- **TASK GOAL**: Look through the listing and locate every line containing the word "area"; copy those lines.

BEGIN

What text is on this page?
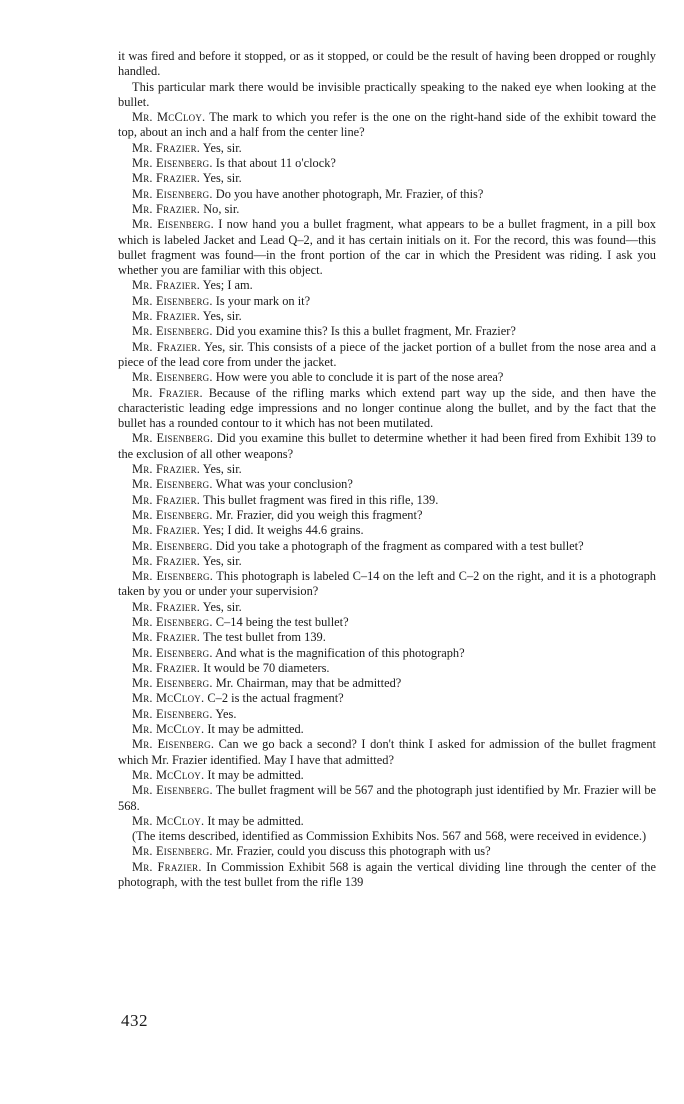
it was fired and before it stopped, or as it stopped, or could be the result of having been dropped or roughly handled.

This particular mark there would be invisible practically speaking to the naked eye when looking at the bullet.

Mr. McCloy. The mark to which you refer is the one on the right-hand side of the exhibit toward the top, about an inch and a half from the center line?

Mr. Frazier. Yes, sir.

Mr. Eisenberg. Is that about 11 o'clock?

Mr. Frazier. Yes, sir.

Mr. Eisenberg. Do you have another photograph, Mr. Frazier, of this?

Mr. Frazier. No, sir.

Mr. Eisenberg. I now hand you a bullet fragment, what appears to be a bullet fragment, in a pill box which is labeled Jacket and Lead Q–2, and it has certain initials on it. For the record, this was found—this bullet fragment was found—in the front portion of the car in which the President was riding. I ask you whether you are familiar with this object.

Mr. Frazier. Yes; I am.

Mr. Eisenberg. Is your mark on it?

Mr. Frazier. Yes, sir.

Mr. Eisenberg. Did you examine this? Is this a bullet fragment, Mr. Frazier?

Mr. Frazier. Yes, sir. This consists of a piece of the jacket portion of a bullet from the nose area and a piece of the lead core from under the jacket.

Mr. Eisenberg. How were you able to conclude it is part of the nose area?

Mr. Frazier. Because of the rifling marks which extend part way up the side, and then have the characteristic leading edge impressions and no longer continue along the bullet, and by the fact that the bullet has a rounded contour to it which has not been mutilated.

Mr. Eisenberg. Did you examine this bullet to determine whether it had been fired from Exhibit 139 to the exclusion of all other weapons?

Mr. Frazier. Yes, sir.

Mr. Eisenberg. What was your conclusion?

Mr. Frazier. This bullet fragment was fired in this rifle, 139.

Mr. Eisenberg. Mr. Frazier, did you weigh this fragment?

Mr. Frazier. Yes; I did. It weighs 44.6 grains.

Mr. Eisenberg. Did you take a photograph of the fragment as compared with a test bullet?

Mr. Frazier. Yes, sir.

Mr. Eisenberg. This photograph is labeled C–14 on the left and C–2 on the right, and it is a photograph taken by you or under your supervision?

Mr. Frazier. Yes, sir.

Mr. Eisenberg. C–14 being the test bullet?

Mr. Frazier. The test bullet from 139.

Mr. Eisenberg. And what is the magnification of this photograph?

Mr. Frazier. It would be 70 diameters.

Mr. Eisenberg. Mr. Chairman, may that be admitted?

Mr. McCloy. C–2 is the actual fragment?

Mr. Eisenberg. Yes.

Mr. McCloy. It may be admitted.

Mr. Eisenberg. Can we go back a second? I don't think I asked for admission of the bullet fragment which Mr. Frazier identified. May I have that admitted?

Mr. McCloy. It may be admitted.

Mr. Eisenberg. The bullet fragment will be 567 and the photograph just identified by Mr. Frazier will be 568.

Mr. McCloy. It may be admitted.

(The items described, identified as Commission Exhibits Nos. 567 and 568, were received in evidence.)

Mr. Eisenberg. Mr. Frazier, could you discuss this photograph with us?

Mr. Frazier. In Commission Exhibit 568 is again the vertical dividing line through the center of the photograph, with the test bullet from the rifle 139

432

END

- **FINISHED TASK**:
Mr. Frazier. Yes, sir. This consists of a piece of the jacket portion of a bullet from the nose area and a piece of the lead core from under the jacket.
Mr. Eisenberg. How were you able to conclude it is part of the nose area?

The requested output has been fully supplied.